● Exercise details
State only the number of lines that contain the string "name".

● Extracted records
***

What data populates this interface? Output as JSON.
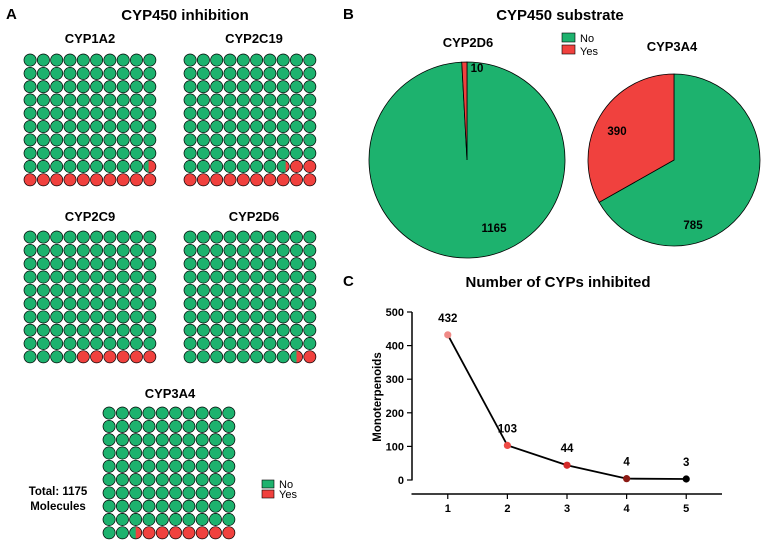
{
  "colors": {
    "no": "#1db26e",
    "yes": "#f0413e",
    "line": "#000000"
  },
  "chart_data": [
    {
      "type": "waffle",
      "panel": "A",
      "title": "CYP450 inhibition",
      "footnote": [
        "Total: 1175",
        "Molecules"
      ],
      "legend": [
        "No",
        "Yes"
      ],
      "legend_position": "bottom-right",
      "charts": [
        {
          "name": "CYP1A2",
          "yes_cells": 10.6
        },
        {
          "name": "CYP2C19",
          "yes_cells": 12.3
        },
        {
          "name": "CYP2C9",
          "yes_cells": 6
        },
        {
          "name": "CYP2D6",
          "yes_cells": 1.5
        },
        {
          "name": "CYP3A4",
          "yes_cells": 7.5
        }
      ]
    },
    {
      "type": "pie",
      "panel": "B",
      "title": "CYP450 substrate",
      "legend": [
        "No",
        "Yes"
      ],
      "legend_position": "top-center",
      "pies": [
        {
          "name": "CYP2D6",
          "no": 1165,
          "yes": 10
        },
        {
          "name": "CYP3A4",
          "no": 785,
          "yes": 390
        }
      ]
    },
    {
      "type": "line",
      "panel": "C",
      "title": "Number of CYPs inhibited",
      "xlabel": "",
      "ylabel": "Monoterpenoids",
      "x": [
        1,
        2,
        3,
        4,
        5
      ],
      "y": [
        432,
        103,
        44,
        4,
        3
      ],
      "point_colors": [
        "#f08a86",
        "#ee4a45",
        "#d42b2a",
        "#8b1a14",
        "#000000"
      ],
      "xlim": [
        0.4,
        5.6
      ],
      "ylim": [
        0,
        500
      ],
      "yticks": [
        0,
        100,
        200,
        300,
        400,
        500
      ],
      "grid": false
    }
  ]
}
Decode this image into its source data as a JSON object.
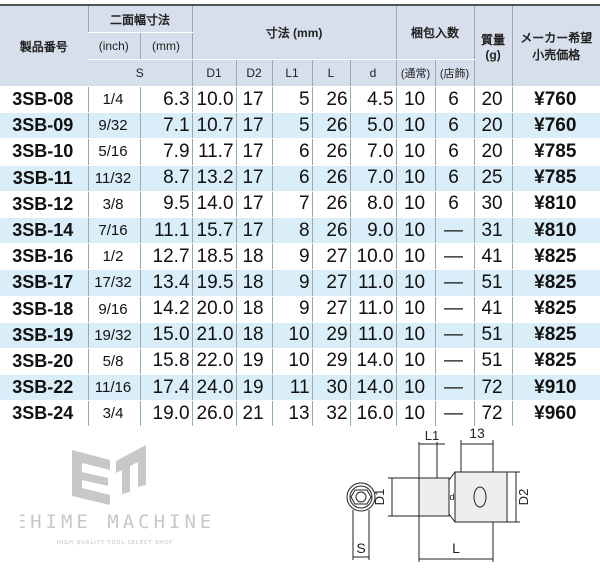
{
  "table": {
    "headers": {
      "product_no": "製品番号",
      "across_flats": "二面幅寸法",
      "inch": "(inch)",
      "mm": "(mm)",
      "s": "S",
      "dimensions": "寸法 (mm)",
      "d1": "D1",
      "d2": "D2",
      "l1": "L1",
      "l": "L",
      "d": "d",
      "packing": "梱包入数",
      "normal": "(通常)",
      "shop": "(店飾)",
      "mass": "質量",
      "mass_unit": "(g)",
      "price_line1": "メーカー希望",
      "price_line2": "小売価格"
    },
    "rows": [
      [
        "3SB-08",
        "1/4",
        "6.3",
        "10.0",
        "17",
        "5",
        "26",
        "4.5",
        "10",
        "6",
        "20",
        "¥760"
      ],
      [
        "3SB-09",
        "9/32",
        "7.1",
        "10.7",
        "17",
        "5",
        "26",
        "5.0",
        "10",
        "6",
        "20",
        "¥760"
      ],
      [
        "3SB-10",
        "5/16",
        "7.9",
        "11.7",
        "17",
        "6",
        "26",
        "7.0",
        "10",
        "6",
        "20",
        "¥785"
      ],
      [
        "3SB-11",
        "11/32",
        "8.7",
        "13.2",
        "17",
        "6",
        "26",
        "7.0",
        "10",
        "6",
        "25",
        "¥785"
      ],
      [
        "3SB-12",
        "3/8",
        "9.5",
        "14.0",
        "17",
        "7",
        "26",
        "8.0",
        "10",
        "6",
        "30",
        "¥810"
      ],
      [
        "3SB-14",
        "7/16",
        "11.1",
        "15.7",
        "17",
        "8",
        "26",
        "9.0",
        "10",
        "—",
        "31",
        "¥810"
      ],
      [
        "3SB-16",
        "1/2",
        "12.7",
        "18.5",
        "18",
        "9",
        "27",
        "10.0",
        "10",
        "—",
        "41",
        "¥825"
      ],
      [
        "3SB-17",
        "17/32",
        "13.4",
        "19.5",
        "18",
        "9",
        "27",
        "11.0",
        "10",
        "—",
        "51",
        "¥825"
      ],
      [
        "3SB-18",
        "9/16",
        "14.2",
        "20.0",
        "18",
        "9",
        "27",
        "11.0",
        "10",
        "—",
        "41",
        "¥825"
      ],
      [
        "3SB-19",
        "19/32",
        "15.0",
        "21.0",
        "18",
        "10",
        "29",
        "11.0",
        "10",
        "—",
        "51",
        "¥825"
      ],
      [
        "3SB-20",
        "5/8",
        "15.8",
        "22.0",
        "19",
        "10",
        "29",
        "14.0",
        "10",
        "—",
        "51",
        "¥825"
      ],
      [
        "3SB-22",
        "11/16",
        "17.4",
        "24.0",
        "19",
        "11",
        "30",
        "14.0",
        "10",
        "—",
        "72",
        "¥910"
      ],
      [
        "3SB-24",
        "3/4",
        "19.0",
        "26.0",
        "21",
        "13",
        "32",
        "16.0",
        "10",
        "—",
        "72",
        "¥960"
      ]
    ]
  },
  "logo": {
    "name": "EHIME MACHINE",
    "tagline": "HIGH QUALITY TOOL SELECT SHOP"
  },
  "diagram": {
    "s": "S",
    "l1": "L1",
    "drive": "13",
    "d1": "D1",
    "d2": "D2",
    "d": "d",
    "l": "L"
  },
  "colors": {
    "header_bg": "#d7dfec",
    "alt_row": "#d9eef8"
  }
}
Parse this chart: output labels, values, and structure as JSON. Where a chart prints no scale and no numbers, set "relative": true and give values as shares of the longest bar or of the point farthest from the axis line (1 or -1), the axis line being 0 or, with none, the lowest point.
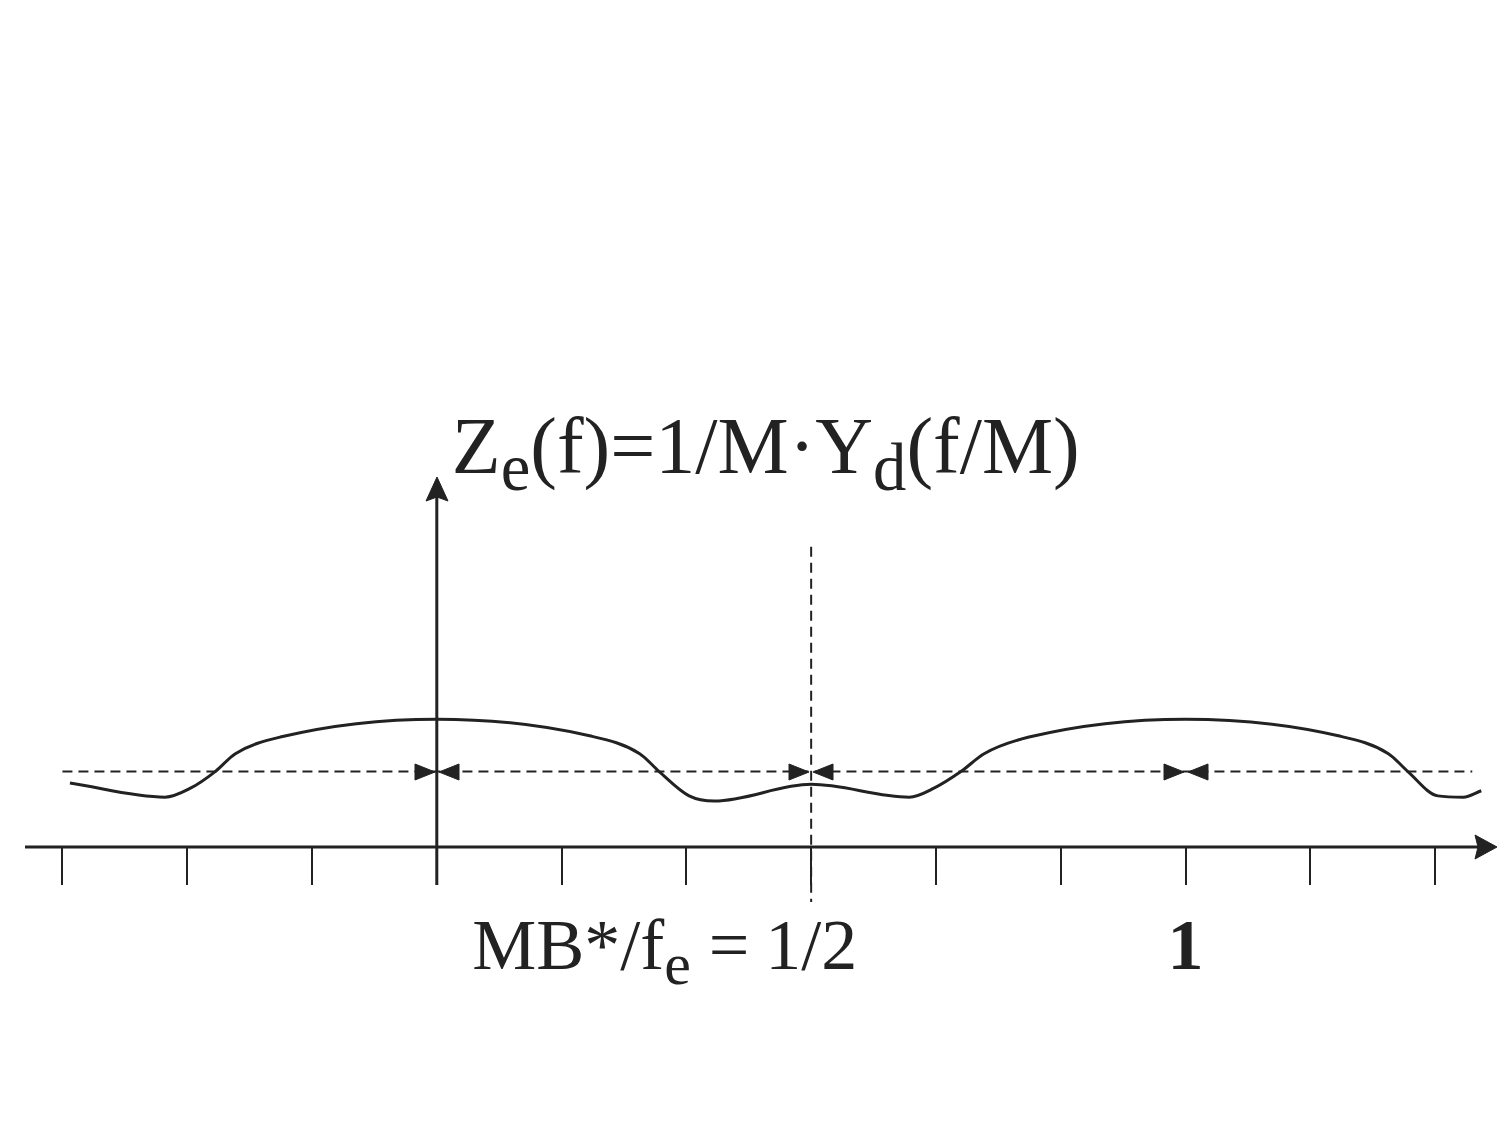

***

● Answer to this task
8